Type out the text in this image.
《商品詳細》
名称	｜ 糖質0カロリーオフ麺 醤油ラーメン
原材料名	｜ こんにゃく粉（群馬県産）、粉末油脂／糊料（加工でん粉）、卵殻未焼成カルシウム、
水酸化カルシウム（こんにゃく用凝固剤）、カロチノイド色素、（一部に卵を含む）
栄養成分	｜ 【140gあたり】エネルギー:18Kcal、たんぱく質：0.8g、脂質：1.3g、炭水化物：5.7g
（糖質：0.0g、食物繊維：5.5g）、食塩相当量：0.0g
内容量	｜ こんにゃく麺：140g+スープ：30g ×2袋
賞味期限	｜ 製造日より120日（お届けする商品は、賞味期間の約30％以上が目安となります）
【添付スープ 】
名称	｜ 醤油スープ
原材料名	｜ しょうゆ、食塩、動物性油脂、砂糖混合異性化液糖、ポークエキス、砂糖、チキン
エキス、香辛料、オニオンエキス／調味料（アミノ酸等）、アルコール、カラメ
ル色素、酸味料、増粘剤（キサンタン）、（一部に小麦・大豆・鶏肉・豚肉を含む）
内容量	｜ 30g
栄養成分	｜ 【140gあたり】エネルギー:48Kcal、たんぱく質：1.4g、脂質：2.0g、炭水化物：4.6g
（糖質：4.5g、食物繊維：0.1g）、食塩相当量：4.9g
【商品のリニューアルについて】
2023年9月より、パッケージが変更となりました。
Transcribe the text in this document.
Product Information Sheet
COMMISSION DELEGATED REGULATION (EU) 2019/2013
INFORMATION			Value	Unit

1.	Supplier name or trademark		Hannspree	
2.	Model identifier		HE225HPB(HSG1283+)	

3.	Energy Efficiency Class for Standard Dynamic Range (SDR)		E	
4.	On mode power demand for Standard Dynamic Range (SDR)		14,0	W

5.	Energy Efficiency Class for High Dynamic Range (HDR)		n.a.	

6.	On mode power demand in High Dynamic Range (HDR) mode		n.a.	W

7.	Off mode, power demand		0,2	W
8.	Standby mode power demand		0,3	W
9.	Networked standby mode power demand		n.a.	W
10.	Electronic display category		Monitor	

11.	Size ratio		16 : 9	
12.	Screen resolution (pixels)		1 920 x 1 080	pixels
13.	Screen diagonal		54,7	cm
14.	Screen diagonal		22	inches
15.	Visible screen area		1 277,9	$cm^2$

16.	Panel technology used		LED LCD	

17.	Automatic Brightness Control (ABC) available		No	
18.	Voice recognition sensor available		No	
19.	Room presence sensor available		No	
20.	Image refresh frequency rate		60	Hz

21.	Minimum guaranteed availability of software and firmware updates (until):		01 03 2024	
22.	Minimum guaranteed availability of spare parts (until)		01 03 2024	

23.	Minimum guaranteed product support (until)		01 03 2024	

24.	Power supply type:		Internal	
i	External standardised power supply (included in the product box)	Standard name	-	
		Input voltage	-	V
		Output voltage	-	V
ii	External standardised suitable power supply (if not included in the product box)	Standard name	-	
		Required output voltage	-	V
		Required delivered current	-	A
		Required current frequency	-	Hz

The request:
Could you quote the material above in full, exactly as it stands?

Answer to the task:
Type out the text in this image.
《商品詳細》
名称	｜ 糖質0カロリーオフ麺 醤油ラーメン
原材料名	｜ こんにゃく粉（群馬県産）、粉末油脂／糊料（加工でん粉）、卵殻未焼成カルシウム、
水酸化カルシウム（こんにゃく用凝固剤）、カロチノイド色素、（一部に卵を含む）
栄養成分	｜ 【140gあたり】エネルギー:18Kcal、たんぱく質：0.8g、脂質：1.3g、炭水化物：5.7g
（糖質：0.0g、食物繊維：5.5g）、食塩相当量：0.0g
内容量	｜ こんにゃく麺：140g+スープ：30g ×2袋
賞味期限	｜ 製造日より120日（お届けする商品は、賞味期間の約30％以上が目安となります）
【添付スープ 】
名称	｜ 醤油スープ
原材料名	｜ しょうゆ、食塩、動物性油脂、砂糖混合異性化液糖、ポークエキス、砂糖、チキン
エキス、香辛料、オニオンエキス／調味料（アミノ酸等）、アルコール、カラメ
ル色素、酸味料、増粘剤（キサンタン）、（一部に小麦・大豆・鶏肉・豚肉を含む）
内容量	｜ 30g
栄養成分	｜ 【140gあたり】エネルギー:48Kcal、たんぱく質：1.4g、脂質：2.0g、炭水化物：4.6g
（糖質：4.5g、食物繊維：0.1g）、食塩相当量：4.9g
【商品のリニューアルについて】
2023年9月より、パッケージが変更となりました。
Transcribe the text in this document.
Product Information Sheet
COMMISSION DELEGATED REGULATION (EU) 2019/2013
INFORMATION			Value	Unit

1.	Supplier name or trademark		Hannspree	
2.	Model identifier		HE225HPB(HSG1283+)	

3.	Energy Efficiency Class for Standard Dynamic Range (SDR)		E	
4.	On mode power demand for Standard Dynamic Range (SDR)		14,0	W

5.	Energy Efficiency Class for High Dynamic Range (HDR)		n.a.	

6.	On mode power demand in High Dynamic Range (HDR) mode		n.a.	W

7.	Off mode, power demand		0,2	W
8.	Standby mode power demand		0,3	W
9.	Networked standby mode power demand		n.a.	W
10.	Electronic display category		Monitor	

11.	Size ratio		16 : 9	
12.	Screen resolution (pixels)		1 920 x 1 080	pixels
13.	Screen diagonal		54,7	cm
14.	Screen diagonal		22	inches
15.	Visible screen area		1 277,9	$cm^2$

16.	Panel technology used		LED LCD	

17.	Automatic Brightness Control (ABC) available		No	
18.	Voice recognition sensor available		No	
19.	Room presence sensor available		No	
20.	Image refresh frequency rate		60	Hz

21.	Minimum guaranteed availability of software and firmware updates (until):		01 03 2024	
22.	Minimum guaranteed availability of spare parts (until)		01 03 2024	

23.	Minimum guaranteed product support (until)		01 03 2024	

24.	Power supply type:		Internal	
i	External standardised power supply (included in the product box)	Standard name	-	
		Input voltage	-	V
		Output voltage	-	V
ii	External standardised suitable power supply (if not included in the product box)	Standard name	-	
		Required output voltage	-	V
		Required delivered current	-	A
		Required current frequency	-	Hz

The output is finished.